Stored data entries
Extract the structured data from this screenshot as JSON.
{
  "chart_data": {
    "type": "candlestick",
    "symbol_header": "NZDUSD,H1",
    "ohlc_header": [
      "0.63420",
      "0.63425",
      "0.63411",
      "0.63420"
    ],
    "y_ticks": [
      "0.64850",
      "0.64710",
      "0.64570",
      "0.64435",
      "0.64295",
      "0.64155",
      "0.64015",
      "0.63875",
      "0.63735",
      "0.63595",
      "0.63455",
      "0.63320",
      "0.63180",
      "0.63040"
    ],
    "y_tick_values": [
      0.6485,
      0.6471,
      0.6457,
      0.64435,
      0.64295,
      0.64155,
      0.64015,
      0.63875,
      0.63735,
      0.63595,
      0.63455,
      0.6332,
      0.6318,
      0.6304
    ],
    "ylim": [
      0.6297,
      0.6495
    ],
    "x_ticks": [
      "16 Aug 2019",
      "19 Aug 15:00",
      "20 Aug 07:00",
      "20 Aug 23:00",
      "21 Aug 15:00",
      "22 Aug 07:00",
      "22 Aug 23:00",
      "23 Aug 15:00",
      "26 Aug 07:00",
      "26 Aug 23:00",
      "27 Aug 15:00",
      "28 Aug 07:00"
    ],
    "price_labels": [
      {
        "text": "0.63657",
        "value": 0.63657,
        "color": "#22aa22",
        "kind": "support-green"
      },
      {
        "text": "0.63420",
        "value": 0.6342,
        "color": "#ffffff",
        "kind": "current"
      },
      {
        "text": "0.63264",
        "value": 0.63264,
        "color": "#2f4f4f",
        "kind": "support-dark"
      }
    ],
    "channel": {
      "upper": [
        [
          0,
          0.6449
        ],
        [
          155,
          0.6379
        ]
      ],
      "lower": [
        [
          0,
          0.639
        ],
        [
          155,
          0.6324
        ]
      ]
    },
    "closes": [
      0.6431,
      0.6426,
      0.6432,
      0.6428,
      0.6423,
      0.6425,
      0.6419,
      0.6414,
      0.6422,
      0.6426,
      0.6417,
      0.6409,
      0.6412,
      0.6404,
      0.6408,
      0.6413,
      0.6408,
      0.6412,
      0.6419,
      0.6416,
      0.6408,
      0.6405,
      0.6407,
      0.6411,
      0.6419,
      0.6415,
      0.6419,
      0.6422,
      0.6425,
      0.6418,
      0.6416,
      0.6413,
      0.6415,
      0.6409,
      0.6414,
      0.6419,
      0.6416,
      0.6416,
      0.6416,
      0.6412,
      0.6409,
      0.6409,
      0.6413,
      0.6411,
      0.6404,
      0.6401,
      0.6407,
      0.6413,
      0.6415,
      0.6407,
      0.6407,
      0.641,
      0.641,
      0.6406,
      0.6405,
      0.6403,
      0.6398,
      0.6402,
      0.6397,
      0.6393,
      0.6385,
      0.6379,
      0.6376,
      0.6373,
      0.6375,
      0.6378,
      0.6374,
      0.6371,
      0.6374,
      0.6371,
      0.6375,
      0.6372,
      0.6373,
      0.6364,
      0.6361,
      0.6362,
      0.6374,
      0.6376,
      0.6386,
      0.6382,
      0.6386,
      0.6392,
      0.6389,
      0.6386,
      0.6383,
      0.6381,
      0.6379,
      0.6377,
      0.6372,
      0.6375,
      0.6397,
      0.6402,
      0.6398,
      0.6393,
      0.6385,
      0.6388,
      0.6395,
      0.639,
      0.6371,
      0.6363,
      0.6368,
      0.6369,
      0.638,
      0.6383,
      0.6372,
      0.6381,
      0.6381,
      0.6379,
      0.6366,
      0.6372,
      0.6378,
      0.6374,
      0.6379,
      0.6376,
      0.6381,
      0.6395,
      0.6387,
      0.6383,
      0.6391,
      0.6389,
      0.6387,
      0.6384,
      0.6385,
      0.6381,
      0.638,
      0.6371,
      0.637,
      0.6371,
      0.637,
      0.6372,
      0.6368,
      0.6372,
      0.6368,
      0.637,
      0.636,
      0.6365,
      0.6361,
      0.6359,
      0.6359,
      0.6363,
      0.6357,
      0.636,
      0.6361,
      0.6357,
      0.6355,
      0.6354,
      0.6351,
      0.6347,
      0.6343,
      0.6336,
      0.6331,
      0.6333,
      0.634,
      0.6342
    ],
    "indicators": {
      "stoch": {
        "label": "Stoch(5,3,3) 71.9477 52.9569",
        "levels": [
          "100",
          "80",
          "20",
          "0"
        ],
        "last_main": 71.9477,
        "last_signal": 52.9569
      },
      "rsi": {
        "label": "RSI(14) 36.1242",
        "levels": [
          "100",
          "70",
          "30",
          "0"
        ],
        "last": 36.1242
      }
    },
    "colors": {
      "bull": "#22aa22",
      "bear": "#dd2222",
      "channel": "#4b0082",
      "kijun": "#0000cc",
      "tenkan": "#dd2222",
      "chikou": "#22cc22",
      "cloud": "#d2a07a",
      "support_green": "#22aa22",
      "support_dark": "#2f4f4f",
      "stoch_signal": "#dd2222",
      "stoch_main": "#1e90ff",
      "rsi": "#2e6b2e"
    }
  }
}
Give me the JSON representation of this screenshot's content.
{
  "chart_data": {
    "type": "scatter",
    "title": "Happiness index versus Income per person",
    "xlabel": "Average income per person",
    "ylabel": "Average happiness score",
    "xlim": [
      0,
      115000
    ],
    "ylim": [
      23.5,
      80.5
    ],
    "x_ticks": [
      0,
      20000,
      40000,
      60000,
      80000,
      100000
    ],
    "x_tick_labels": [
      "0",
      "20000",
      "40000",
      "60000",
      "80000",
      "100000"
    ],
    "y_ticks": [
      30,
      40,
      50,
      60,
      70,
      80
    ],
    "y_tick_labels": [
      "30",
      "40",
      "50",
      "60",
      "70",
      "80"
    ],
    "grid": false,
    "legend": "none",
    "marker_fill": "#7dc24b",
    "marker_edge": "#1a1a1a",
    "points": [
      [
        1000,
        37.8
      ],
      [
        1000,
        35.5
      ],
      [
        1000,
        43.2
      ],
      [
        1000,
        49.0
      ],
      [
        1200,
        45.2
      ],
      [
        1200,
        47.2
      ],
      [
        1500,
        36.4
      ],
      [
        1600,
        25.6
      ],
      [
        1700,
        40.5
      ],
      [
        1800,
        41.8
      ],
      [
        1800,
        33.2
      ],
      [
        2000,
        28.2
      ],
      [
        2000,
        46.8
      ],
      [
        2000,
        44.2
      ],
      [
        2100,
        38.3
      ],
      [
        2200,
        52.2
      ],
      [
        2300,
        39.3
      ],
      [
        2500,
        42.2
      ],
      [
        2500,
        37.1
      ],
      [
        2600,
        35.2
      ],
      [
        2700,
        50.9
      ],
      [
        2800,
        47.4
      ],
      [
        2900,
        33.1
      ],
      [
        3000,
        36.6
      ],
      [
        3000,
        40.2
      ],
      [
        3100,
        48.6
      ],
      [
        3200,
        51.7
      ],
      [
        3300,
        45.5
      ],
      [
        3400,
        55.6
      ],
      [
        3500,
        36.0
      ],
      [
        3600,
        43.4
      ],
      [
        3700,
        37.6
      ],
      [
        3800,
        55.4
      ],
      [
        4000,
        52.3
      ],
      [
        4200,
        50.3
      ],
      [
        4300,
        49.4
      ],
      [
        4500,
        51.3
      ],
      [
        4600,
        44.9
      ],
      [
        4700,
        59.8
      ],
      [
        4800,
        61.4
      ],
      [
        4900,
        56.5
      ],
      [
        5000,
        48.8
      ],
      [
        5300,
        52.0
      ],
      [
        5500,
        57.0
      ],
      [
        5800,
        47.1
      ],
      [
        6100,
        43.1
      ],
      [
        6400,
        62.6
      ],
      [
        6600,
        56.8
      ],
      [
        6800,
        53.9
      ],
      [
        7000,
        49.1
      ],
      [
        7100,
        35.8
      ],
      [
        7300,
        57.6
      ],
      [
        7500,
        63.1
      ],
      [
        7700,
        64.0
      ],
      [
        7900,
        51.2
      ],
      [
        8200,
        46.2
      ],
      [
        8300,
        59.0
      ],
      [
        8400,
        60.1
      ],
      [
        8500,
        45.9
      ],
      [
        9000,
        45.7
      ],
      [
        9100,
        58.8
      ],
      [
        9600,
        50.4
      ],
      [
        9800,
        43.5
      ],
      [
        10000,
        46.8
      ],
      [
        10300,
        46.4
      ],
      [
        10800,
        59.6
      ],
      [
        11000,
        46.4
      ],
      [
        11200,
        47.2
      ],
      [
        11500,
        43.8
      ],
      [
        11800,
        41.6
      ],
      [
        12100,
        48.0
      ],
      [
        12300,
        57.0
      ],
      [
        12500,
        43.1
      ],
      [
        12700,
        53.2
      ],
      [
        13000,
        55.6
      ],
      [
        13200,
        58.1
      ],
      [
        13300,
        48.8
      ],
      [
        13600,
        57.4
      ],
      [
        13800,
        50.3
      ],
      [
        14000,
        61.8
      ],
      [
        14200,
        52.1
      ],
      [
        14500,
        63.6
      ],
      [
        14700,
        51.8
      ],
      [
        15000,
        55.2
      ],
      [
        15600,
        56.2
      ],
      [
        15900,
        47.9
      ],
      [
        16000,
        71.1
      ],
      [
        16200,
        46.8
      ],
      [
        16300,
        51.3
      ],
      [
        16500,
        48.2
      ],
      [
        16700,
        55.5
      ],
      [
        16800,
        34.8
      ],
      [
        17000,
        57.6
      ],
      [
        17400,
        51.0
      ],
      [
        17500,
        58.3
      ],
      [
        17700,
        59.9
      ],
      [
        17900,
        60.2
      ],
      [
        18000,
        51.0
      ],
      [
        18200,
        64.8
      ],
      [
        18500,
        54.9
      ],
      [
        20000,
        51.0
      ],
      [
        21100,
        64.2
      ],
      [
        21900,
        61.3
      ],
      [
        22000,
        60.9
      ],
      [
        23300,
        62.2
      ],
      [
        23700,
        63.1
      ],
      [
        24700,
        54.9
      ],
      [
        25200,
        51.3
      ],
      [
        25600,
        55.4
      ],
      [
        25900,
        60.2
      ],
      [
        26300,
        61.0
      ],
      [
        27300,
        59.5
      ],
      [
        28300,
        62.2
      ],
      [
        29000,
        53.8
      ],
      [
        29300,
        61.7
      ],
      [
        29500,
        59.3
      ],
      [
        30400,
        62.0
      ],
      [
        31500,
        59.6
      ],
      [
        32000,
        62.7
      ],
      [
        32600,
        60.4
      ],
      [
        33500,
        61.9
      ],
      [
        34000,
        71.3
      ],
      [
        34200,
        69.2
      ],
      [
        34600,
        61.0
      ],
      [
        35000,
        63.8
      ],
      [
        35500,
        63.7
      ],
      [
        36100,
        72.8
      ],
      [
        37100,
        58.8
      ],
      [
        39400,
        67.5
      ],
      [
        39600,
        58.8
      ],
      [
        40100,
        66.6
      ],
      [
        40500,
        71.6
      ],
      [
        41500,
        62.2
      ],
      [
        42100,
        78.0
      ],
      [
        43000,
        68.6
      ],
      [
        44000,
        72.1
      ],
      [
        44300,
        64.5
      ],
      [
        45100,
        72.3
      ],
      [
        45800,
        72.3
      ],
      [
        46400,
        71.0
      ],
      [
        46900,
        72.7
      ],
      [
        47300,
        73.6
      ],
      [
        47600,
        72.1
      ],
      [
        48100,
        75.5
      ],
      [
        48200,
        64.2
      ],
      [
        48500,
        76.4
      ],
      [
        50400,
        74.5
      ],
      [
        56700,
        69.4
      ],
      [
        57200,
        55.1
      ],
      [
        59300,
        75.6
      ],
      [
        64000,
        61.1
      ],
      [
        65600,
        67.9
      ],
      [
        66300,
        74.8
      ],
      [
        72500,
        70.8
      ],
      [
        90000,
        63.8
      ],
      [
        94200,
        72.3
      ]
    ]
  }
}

* Stated problem *
Copy every line that includes the string "person" from the material above.

* Reply to the task *
    "title": "Happiness index versus Income per person",
    "xlabel": "Average income per person",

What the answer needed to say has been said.